- PASAJE:
────

El crecimiento de las plantas está determinado de forma directa o indirecta por la disponibilidad de nutrientes minerales, en especial del nitrógeno. Una vez cubiertas las necesidades de agua, el principal factor limitante es el nitrógeno. Las plantas leguminosas pueden superar la deficiencia de nitrógeno en los suelos gracias a su capacidad de establecer una simbiosis fijadora de ese elemento químico con las bacterias del suelo, que tiene importantes implicancias en la naturaleza y la agricultura.

Bajo la dirección de la doctora María Eugenia Zanetti se determinó que durante la asociación simbiótica de raíces de Medicago truncatula (una pequeña leguminosa utilizada como modelo de plantas forrajeras) con bacterias fijadoras de nitrógeno, ocurren profundos cambios en la población de moléculas de ARN (ácido ribonucleico) que son utilizados para la síntesis de proteínas, proceso conocido como traducción de ARNs.

La investigadora explicó que “las células vegetales que participan del proceso de asociación simbiótica son reprogramadas para formar un nuevo órgano lateral en la raíz llamado nódulo. Esto ocurre a través de mecanismos estrictamente regulados que alteran la expresión de los genes a múltiples niveles. La activación de ciertas regiones del genoma produce nuevas moléculas de ARN. Algunos de estos ARNs se traducen en proteínas, mientras que otros actúan como moléculas de ARN no codificantes capaces de afectar la síntesis, la degradación o la traducción  de otras moléculas de ARN. Estudios previos mostraron cómo se modifica la abundancia de ARN durante la simbiosis fijadora de nitrógeno; sin embargo, se conocía muy poco hasta ahora acerca de los mecanismos que controlan la estabilidad y la traducción de dichos ARNs durante el proceso de simbiosis”.

────

- EXPLORE EL MATERIAL:
• a. Indique si cada una de las siguientes afirmaciones concuerda con el pasaje sobre la simbiosis fijadora de nitrógeno: (i) una vez cubiertas las necesidades de agua, el nitrógeno es el principal factor limitante del crecimiento de las plantas; (ii) Medicago truncatula es una leguminosa de gran tamaño; (iii) antes de este trabajo ya se conocían bien los mecanismos que controlan la estabilidad y la traducción de los ARNs durante la simbiosis. Responda a cada una con sí o no y cite literalmente las palabras del pasaje que lo determinan.
• b. Traduzca al inglés la siguiente oración del pasaje: «La activación de ciertas regiones del genoma produce nuevas moléculas de ARN.»
• c. Redacte la continuación del pasaje sobre la simbiosis fijadora de nitrógeno a partir de su última oración.
Los registros constituyen un material aparte, independiente del pasaje.

- Entradas guardadas:
────

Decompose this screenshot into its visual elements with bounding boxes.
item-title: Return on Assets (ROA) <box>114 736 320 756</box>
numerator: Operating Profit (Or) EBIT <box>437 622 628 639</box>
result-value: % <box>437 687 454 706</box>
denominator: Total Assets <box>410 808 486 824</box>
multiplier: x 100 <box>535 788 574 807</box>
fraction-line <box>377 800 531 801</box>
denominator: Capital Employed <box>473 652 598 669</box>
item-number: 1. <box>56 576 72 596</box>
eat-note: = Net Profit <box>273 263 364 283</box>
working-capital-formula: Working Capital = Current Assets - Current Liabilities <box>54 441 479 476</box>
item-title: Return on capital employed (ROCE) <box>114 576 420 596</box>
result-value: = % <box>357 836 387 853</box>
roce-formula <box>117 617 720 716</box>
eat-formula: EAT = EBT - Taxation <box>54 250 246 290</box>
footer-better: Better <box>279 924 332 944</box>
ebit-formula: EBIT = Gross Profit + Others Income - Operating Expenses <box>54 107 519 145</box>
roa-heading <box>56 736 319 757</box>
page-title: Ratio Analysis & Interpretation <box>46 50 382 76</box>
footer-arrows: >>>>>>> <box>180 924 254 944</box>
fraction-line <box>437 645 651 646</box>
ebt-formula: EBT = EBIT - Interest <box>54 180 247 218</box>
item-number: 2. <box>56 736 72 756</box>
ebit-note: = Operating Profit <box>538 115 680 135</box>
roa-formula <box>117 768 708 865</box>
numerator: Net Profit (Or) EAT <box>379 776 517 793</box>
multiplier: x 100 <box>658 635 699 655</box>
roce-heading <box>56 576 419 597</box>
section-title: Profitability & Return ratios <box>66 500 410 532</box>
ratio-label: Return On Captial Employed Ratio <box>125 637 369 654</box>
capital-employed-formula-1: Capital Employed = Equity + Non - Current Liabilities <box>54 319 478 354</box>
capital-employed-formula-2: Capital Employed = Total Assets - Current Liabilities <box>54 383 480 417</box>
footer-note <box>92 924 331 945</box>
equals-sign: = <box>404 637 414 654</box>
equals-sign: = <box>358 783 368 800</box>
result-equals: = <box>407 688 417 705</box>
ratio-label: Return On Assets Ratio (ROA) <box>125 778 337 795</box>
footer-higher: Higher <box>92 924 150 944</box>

────

- RESPUESTAS:
• a.
(i) Sí: «Una vez cubiertas las necesidades de agua, el principal factor limitante es el nitrógeno.»
(ii) No: «una pequeña leguminosa utilizada como modelo de plantas forrajeras».
(iii) No: «se conocía muy poco hasta ahora acerca de los mecanismos que controlan la estabilidad y la traducción de dichos ARNs durante el proceso de simbiosis».

• b. The activation of certain regions of the genome produces new RNA molecules.

• c.
El trabajo de los expertos de la UNLP sirvió para comprender cómo la traducción y la degradación de los ARNs impactan en la reprogramación que sufren las células vegetales durante la simbiosis. También se dilucidó “que algunos de estos mecanismos de regulación funcionan en todas las células comprometidas con la simbiosis, mientras que otros actúan sólo en un tipo específico de células”, dijo Zanetti.

El hallazgo de los investigadores de la UNLP en detalle 

La inoculación de las raíces de Medicago truncatula con bacterias fijadoras de nitrógeno provocó cambios profundos en la población de ARNs que están siendo utilizados para la síntesis proteica, los cuales operan en forma parcialmente independiente de los cambios en la abundancia total de ARNs. Esta regulación también está influenciada por el tipo de célula de la raíz involucrada en la simbiosis. Entre los genes regulados a nivel de la traducción encontramos aquellos que codifican proteínas involucradas en la remodelación de la topología del genoma y en el procesamiento y degradación de ARNs. El procesamiento alternativo de los ARNs también influyó en el estado de traducción de los mismos, contribuyendo a regular la expresión génica durante la simbiosis. Este grupo incluye a un ARN que codifica la proteína SUPERKILLER 3, la cual participa de la vía de degradación del ARNs. También se determinó que la proteína SUPERKILLER 3 es requerida para la supervivencia de  las bacterias dentro de los nódulos. Es decir que esta proteína regulada a nivel de su traducción, es fundamental para el éxito de la simbiosis fijadora de nitrógeno.

El próximo desafío

La doctora en Ciencias adelantó que “nuestro objetivo es investigar cómo los mecanismos de degradación del ARN alteran el repertorio de los ARNs presentes en las células simbióticas y de qué manera estos cambios afectan el establecimiento de la simbiosis fijadora de nitrógeno. El esclarecimiento de estos mecanismos contribuirá a desarrollar programas de mejoramiento que permitan optimizar la fijación del nitrógeno y mejorar la productividad de los cultivos en la agricultura”.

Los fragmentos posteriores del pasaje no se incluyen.